Reproduce all of the listing below without alteration.
start Records for the exercise
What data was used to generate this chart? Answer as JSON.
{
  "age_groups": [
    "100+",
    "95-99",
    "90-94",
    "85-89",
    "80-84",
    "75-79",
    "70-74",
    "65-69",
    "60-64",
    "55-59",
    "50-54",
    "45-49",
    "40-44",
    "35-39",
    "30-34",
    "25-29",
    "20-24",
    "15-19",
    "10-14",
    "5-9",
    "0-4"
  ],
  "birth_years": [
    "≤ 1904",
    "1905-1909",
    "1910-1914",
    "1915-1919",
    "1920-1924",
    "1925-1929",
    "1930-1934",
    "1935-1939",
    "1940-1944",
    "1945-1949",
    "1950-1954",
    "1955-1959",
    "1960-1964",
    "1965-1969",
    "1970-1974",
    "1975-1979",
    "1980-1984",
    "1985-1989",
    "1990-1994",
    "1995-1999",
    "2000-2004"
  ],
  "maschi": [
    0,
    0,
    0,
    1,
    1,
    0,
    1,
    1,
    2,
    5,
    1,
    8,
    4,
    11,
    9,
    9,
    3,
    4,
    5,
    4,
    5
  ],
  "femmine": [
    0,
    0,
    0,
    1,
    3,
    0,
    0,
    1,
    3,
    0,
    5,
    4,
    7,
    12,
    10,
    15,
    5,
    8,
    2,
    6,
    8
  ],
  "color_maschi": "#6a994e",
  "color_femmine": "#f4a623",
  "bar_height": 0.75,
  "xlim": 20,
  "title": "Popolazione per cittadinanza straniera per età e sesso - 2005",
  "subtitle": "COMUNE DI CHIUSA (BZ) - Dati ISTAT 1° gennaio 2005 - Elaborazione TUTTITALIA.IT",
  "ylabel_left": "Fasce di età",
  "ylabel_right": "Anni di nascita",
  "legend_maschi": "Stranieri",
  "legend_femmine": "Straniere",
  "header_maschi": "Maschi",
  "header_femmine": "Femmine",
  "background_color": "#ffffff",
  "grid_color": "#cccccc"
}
end Records for the exercise
**Written reply**.
What data was used to generate this chart? Answer as JSON.
{
  "age_groups": [
    "100+",
    "95-99",
    "90-94",
    "85-89",
    "80-84",
    "75-79",
    "70-74",
    "65-69",
    "60-64",
    "55-59",
    "50-54",
    "45-49",
    "40-44",
    "35-39",
    "30-34",
    "25-29",
    "20-24",
    "15-19",
    "10-14",
    "5-9",
    "0-4"
  ],
  "birth_years": [
    "≤ 1904",
    "1905-1909",
    "1910-1914",
    "1915-1919",
    "1920-1924",
    "1925-1929",
    "1930-1934",
    "1935-1939",
    "1940-1944",
    "1945-1949",
    "1950-1954",
    "1955-1959",
    "1960-1964",
    "1965-1969",
    "1970-1974",
    "1975-1979",
    "1980-1984",
    "1985-1989",
    "1990-1994",
    "1995-1999",
    "2000-2004"
  ],
  "maschi": [
    0,
    0,
    0,
    1,
    1,
    0,
    1,
    1,
    2,
    5,
    1,
    8,
    4,
    11,
    9,
    9,
    3,
    4,
    5,
    4,
    5
  ],
  "femmine": [
    0,
    0,
    0,
    1,
    3,
    0,
    0,
    1,
    3,
    0,
    5,
    4,
    7,
    12,
    10,
    15,
    5,
    8,
    2,
    6,
    8
  ],
  "color_maschi": "#6a994e",
  "color_femmine": "#f4a623",
  "bar_height": 0.75,
  "xlim": 20,
  "title": "Popolazione per cittadinanza straniera per età e sesso - 2005",
  "subtitle": "COMUNE DI CHIUSA (BZ) - Dati ISTAT 1° gennaio 2005 - Elaborazione TUTTITALIA.IT",
  "ylabel_left": "Fasce di età",
  "ylabel_right": "Anni di nascita",
  "legend_maschi": "Stranieri",
  "legend_femmine": "Straniere",
  "header_maschi": "Maschi",
  "header_femmine": "Femmine",
  "background_color": "#ffffff",
  "grid_color": "#cccccc"
}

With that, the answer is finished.